**Given records**

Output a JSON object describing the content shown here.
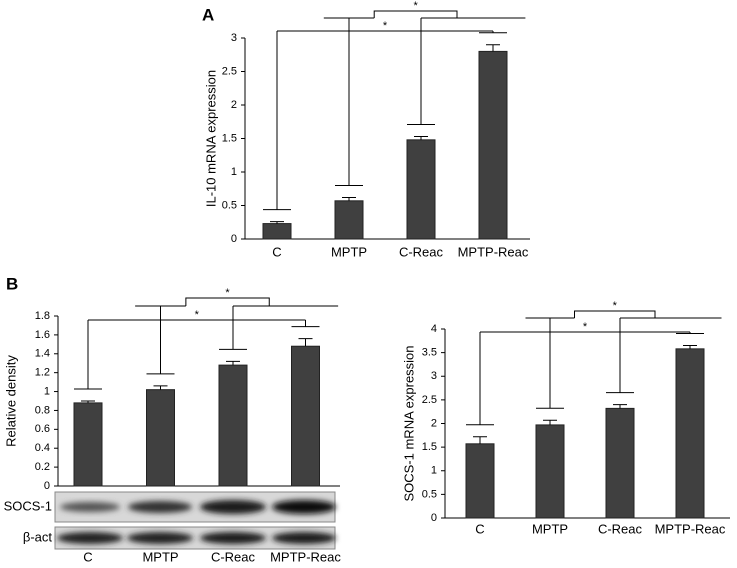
{
  "panels": [
    "A",
    "B"
  ],
  "blot_labels": [
    "SOCS-1",
    "β-act"
  ],
  "chart_data": [
    {
      "type": "bar",
      "y_label": "IL-10  mRNA expression",
      "categories": [
        "C",
        "MPTP",
        "C-Reac",
        "MPTP-Reac"
      ],
      "values": [
        0.23,
        0.57,
        1.48,
        2.8
      ],
      "errors": [
        0.03,
        0.05,
        0.05,
        0.1
      ],
      "color": "#404040",
      "ylim": [
        0,
        3
      ],
      "yticks": [
        0,
        0.5,
        1,
        1.5,
        2,
        2.5,
        3
      ],
      "annotations": [
        "*",
        "*"
      ]
    },
    {
      "type": "bar",
      "y_label": "Relative density",
      "categories": [
        "C",
        "MPTP",
        "C-Reac",
        "MPTP-Reac"
      ],
      "values": [
        0.88,
        1.02,
        1.28,
        1.48
      ],
      "errors": [
        0.02,
        0.04,
        0.04,
        0.08
      ],
      "color": "#404040",
      "ylim": [
        0,
        1.8
      ],
      "yticks": [
        0,
        0.2,
        0.4,
        0.6,
        0.8,
        1,
        1.2,
        1.4,
        1.6,
        1.8
      ],
      "annotations": [
        "*",
        "*"
      ]
    },
    {
      "type": "bar",
      "y_label": "SOCS-1 mRNA expression",
      "categories": [
        "C",
        "MPTP",
        "C-Reac",
        "MPTP-Reac"
      ],
      "values": [
        1.57,
        1.97,
        2.32,
        3.58
      ],
      "errors": [
        0.15,
        0.1,
        0.08,
        0.07
      ],
      "color": "#404040",
      "ylim": [
        0,
        4
      ],
      "yticks": [
        0,
        0.5,
        1,
        1.5,
        2,
        2.5,
        3,
        3.5,
        4
      ],
      "annotations": [
        "*",
        "*"
      ]
    }
  ]
}
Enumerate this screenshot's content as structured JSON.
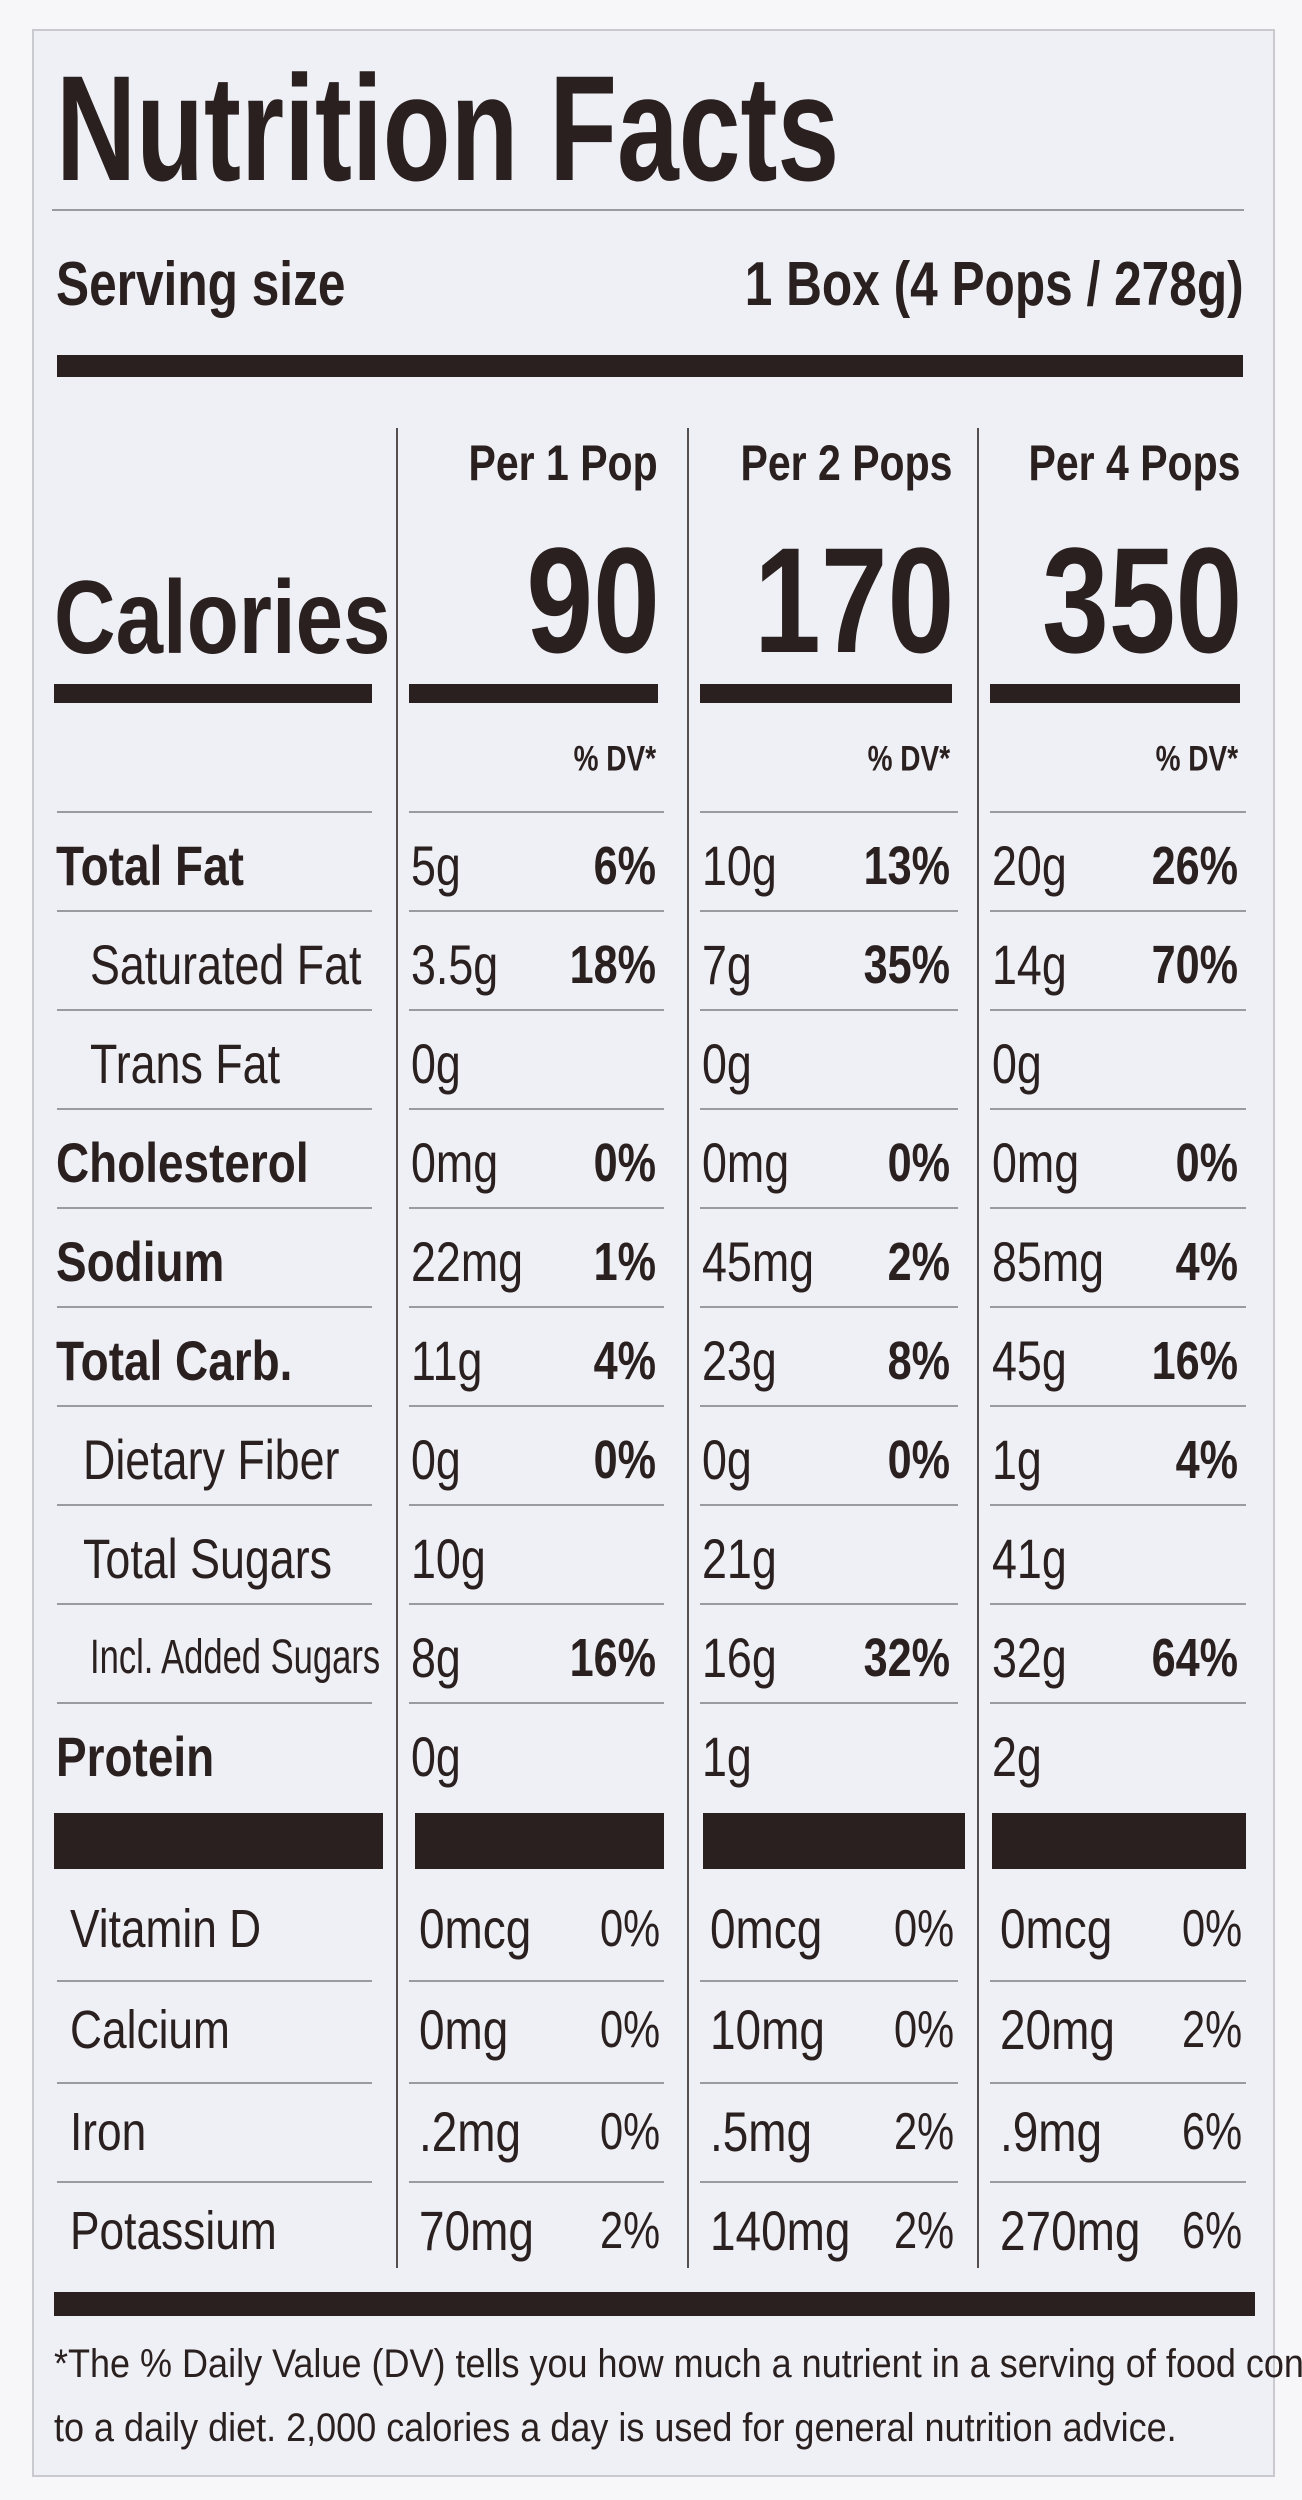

**What you are asked to do**
Return the entries exactly as given. Do not include pictures.

**Exercise output**
Output a JSON object describing the content shown here.
{
  "panels": [
    "A",
    "B"
  ],
  "blot_labels": [
    "SOCS-1",
    "β-act"
  ],
  "chart_data": [
    {
      "type": "bar",
      "y_label": "IL-10  mRNA expression",
      "categories": [
        "C",
        "MPTP",
        "C-Reac",
        "MPTP-Reac"
      ],
      "values": [
        0.23,
        0.57,
        1.48,
        2.8
      ],
      "errors": [
        0.03,
        0.05,
        0.05,
        0.1
      ],
      "color": "#404040",
      "ylim": [
        0,
        3
      ],
      "yticks": [
        0,
        0.5,
        1,
        1.5,
        2,
        2.5,
        3
      ],
      "annotations": [
        "*",
        "*"
      ]
    },
    {
      "type": "bar",
      "y_label": "Relative density",
      "categories": [
        "C",
        "MPTP",
        "C-Reac",
        "MPTP-Reac"
      ],
      "values": [
        0.88,
        1.02,
        1.28,
        1.48
      ],
      "errors": [
        0.02,
        0.04,
        0.04,
        0.08
      ],
      "color": "#404040",
      "ylim": [
        0,
        1.8
      ],
      "yticks": [
        0,
        0.2,
        0.4,
        0.6,
        0.8,
        1,
        1.2,
        1.4,
        1.6,
        1.8
      ],
      "annotations": [
        "*",
        "*"
      ]
    },
    {
      "type": "bar",
      "y_label": "SOCS-1 mRNA expression",
      "categories": [
        "C",
        "MPTP",
        "C-Reac",
        "MPTP-Reac"
      ],
      "values": [
        1.57,
        1.97,
        2.32,
        3.58
      ],
      "errors": [
        0.15,
        0.1,
        0.08,
        0.07
      ],
      "color": "#404040",
      "ylim": [
        0,
        4
      ],
      "yticks": [
        0,
        0.5,
        1,
        1.5,
        2,
        2.5,
        3,
        3.5,
        4
      ],
      "annotations": [
        "*",
        "*"
      ]
    }
  ]
}
Enumerate this screenshot's content as structured JSON.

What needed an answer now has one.